Aim of the exercise:
Each entry below is to be extracted exactly.

Provided data:
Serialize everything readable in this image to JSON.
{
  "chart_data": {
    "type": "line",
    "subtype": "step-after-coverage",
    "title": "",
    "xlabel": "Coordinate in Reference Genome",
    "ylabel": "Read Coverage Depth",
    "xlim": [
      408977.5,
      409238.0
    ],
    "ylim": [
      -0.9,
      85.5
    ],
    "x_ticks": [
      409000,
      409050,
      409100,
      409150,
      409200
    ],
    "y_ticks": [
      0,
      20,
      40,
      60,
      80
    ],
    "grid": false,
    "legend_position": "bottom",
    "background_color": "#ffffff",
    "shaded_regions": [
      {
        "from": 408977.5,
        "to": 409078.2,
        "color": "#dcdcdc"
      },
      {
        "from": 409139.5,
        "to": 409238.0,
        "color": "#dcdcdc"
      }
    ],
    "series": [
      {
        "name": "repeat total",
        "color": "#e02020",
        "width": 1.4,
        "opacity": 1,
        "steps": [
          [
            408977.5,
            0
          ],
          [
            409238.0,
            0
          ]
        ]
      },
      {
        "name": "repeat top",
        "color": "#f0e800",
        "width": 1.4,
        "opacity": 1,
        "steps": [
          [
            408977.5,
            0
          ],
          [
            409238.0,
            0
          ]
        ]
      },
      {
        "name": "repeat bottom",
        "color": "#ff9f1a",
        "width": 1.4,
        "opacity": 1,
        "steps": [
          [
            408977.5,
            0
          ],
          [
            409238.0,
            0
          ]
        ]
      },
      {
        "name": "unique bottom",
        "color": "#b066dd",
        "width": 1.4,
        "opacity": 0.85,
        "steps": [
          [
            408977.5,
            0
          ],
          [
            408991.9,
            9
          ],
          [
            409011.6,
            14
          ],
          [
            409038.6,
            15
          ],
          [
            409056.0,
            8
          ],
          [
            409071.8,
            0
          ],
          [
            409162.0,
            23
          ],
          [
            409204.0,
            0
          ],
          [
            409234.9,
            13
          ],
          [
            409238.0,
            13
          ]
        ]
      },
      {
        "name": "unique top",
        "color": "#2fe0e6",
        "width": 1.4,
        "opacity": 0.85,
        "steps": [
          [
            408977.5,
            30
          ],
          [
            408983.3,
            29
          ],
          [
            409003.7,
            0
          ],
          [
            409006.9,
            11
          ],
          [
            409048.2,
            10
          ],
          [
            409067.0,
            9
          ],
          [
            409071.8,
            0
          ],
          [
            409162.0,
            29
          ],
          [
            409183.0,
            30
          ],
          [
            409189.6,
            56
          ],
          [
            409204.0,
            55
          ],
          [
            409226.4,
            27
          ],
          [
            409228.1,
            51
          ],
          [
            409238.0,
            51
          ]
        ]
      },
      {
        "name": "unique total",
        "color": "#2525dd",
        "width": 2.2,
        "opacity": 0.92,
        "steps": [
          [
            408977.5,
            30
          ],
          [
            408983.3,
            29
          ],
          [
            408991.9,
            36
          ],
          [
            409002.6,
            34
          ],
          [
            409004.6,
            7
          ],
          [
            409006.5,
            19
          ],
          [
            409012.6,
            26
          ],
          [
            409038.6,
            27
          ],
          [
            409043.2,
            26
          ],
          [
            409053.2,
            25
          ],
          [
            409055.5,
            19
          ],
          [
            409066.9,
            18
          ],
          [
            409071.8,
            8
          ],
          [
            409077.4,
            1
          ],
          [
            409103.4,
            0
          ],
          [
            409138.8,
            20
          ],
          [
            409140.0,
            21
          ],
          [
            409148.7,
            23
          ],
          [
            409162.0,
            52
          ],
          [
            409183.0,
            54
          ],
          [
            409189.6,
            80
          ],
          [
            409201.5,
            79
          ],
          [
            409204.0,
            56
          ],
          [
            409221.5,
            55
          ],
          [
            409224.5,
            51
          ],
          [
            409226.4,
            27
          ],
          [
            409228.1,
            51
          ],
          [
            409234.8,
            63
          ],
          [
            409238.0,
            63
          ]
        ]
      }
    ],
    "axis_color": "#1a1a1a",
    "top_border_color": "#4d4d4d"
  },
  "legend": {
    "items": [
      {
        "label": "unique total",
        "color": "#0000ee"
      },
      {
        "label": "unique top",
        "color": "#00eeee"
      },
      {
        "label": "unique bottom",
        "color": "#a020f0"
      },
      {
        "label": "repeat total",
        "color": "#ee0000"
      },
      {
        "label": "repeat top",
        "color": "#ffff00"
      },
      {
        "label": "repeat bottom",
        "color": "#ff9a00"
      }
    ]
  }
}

Answer below:
Serialize everything readable in this image to JSON.
{
  "chart_data": {
    "type": "line",
    "subtype": "step-after-coverage",
    "title": "",
    "xlabel": "Coordinate in Reference Genome",
    "ylabel": "Read Coverage Depth",
    "xlim": [
      408977.5,
      409238.0
    ],
    "ylim": [
      -0.9,
      85.5
    ],
    "x_ticks": [
      409000,
      409050,
      409100,
      409150,
      409200
    ],
    "y_ticks": [
      0,
      20,
      40,
      60,
      80
    ],
    "grid": false,
    "legend_position": "bottom",
    "background_color": "#ffffff",
    "shaded_regions": [
      {
        "from": 408977.5,
        "to": 409078.2,
        "color": "#dcdcdc"
      },
      {
        "from": 409139.5,
        "to": 409238.0,
        "color": "#dcdcdc"
      }
    ],
    "series": [
      {
        "name": "repeat total",
        "color": "#e02020",
        "width": 1.4,
        "opacity": 1,
        "steps": [
          [
            408977.5,
            0
          ],
          [
            409238.0,
            0
          ]
        ]
      },
      {
        "name": "repeat top",
        "color": "#f0e800",
        "width": 1.4,
        "opacity": 1,
        "steps": [
          [
            408977.5,
            0
          ],
          [
            409238.0,
            0
          ]
        ]
      },
      {
        "name": "repeat bottom",
        "color": "#ff9f1a",
        "width": 1.4,
        "opacity": 1,
        "steps": [
          [
            408977.5,
            0
          ],
          [
            409238.0,
            0
          ]
        ]
      },
      {
        "name": "unique bottom",
        "color": "#b066dd",
        "width": 1.4,
        "opacity": 0.85,
        "steps": [
          [
            408977.5,
            0
          ],
          [
            408991.9,
            9
          ],
          [
            409011.6,
            14
          ],
          [
            409038.6,
            15
          ],
          [
            409056.0,
            8
          ],
          [
            409071.8,
            0
          ],
          [
            409162.0,
            23
          ],
          [
            409204.0,
            0
          ],
          [
            409234.9,
            13
          ],
          [
            409238.0,
            13
          ]
        ]
      },
      {
        "name": "unique top",
        "color": "#2fe0e6",
        "width": 1.4,
        "opacity": 0.85,
        "steps": [
          [
            408977.5,
            30
          ],
          [
            408983.3,
            29
          ],
          [
            409003.7,
            0
          ],
          [
            409006.9,
            11
          ],
          [
            409048.2,
            10
          ],
          [
            409067.0,
            9
          ],
          [
            409071.8,
            0
          ],
          [
            409162.0,
            29
          ],
          [
            409183.0,
            30
          ],
          [
            409189.6,
            56
          ],
          [
            409204.0,
            55
          ],
          [
            409226.4,
            27
          ],
          [
            409228.1,
            51
          ],
          [
            409238.0,
            51
          ]
        ]
      },
      {
        "name": "unique total",
        "color": "#2525dd",
        "width": 2.2,
        "opacity": 0.92,
        "steps": [
          [
            408977.5,
            30
          ],
          [
            408983.3,
            29
          ],
          [
            408991.9,
            36
          ],
          [
            409002.6,
            34
          ],
          [
            409004.6,
            7
          ],
          [
            409006.5,
            19
          ],
          [
            409012.6,
            26
          ],
          [
            409038.6,
            27
          ],
          [
            409043.2,
            26
          ],
          [
            409053.2,
            25
          ],
          [
            409055.5,
            19
          ],
          [
            409066.9,
            18
          ],
          [
            409071.8,
            8
          ],
          [
            409077.4,
            1
          ],
          [
            409103.4,
            0
          ],
          [
            409138.8,
            20
          ],
          [
            409140.0,
            21
          ],
          [
            409148.7,
            23
          ],
          [
            409162.0,
            52
          ],
          [
            409183.0,
            54
          ],
          [
            409189.6,
            80
          ],
          [
            409201.5,
            79
          ],
          [
            409204.0,
            56
          ],
          [
            409221.5,
            55
          ],
          [
            409224.5,
            51
          ],
          [
            409226.4,
            27
          ],
          [
            409228.1,
            51
          ],
          [
            409234.8,
            63
          ],
          [
            409238.0,
            63
          ]
        ]
      }
    ],
    "axis_color": "#1a1a1a",
    "top_border_color": "#4d4d4d"
  },
  "legend": {
    "items": [
      {
        "label": "unique total",
        "color": "#0000ee"
      },
      {
        "label": "unique top",
        "color": "#00eeee"
      },
      {
        "label": "unique bottom",
        "color": "#a020f0"
      },
      {
        "label": "repeat total",
        "color": "#ee0000"
      },
      {
        "label": "repeat top",
        "color": "#ffff00"
      },
      {
        "label": "repeat bottom",
        "color": "#ff9a00"
      }
    ]
  }
}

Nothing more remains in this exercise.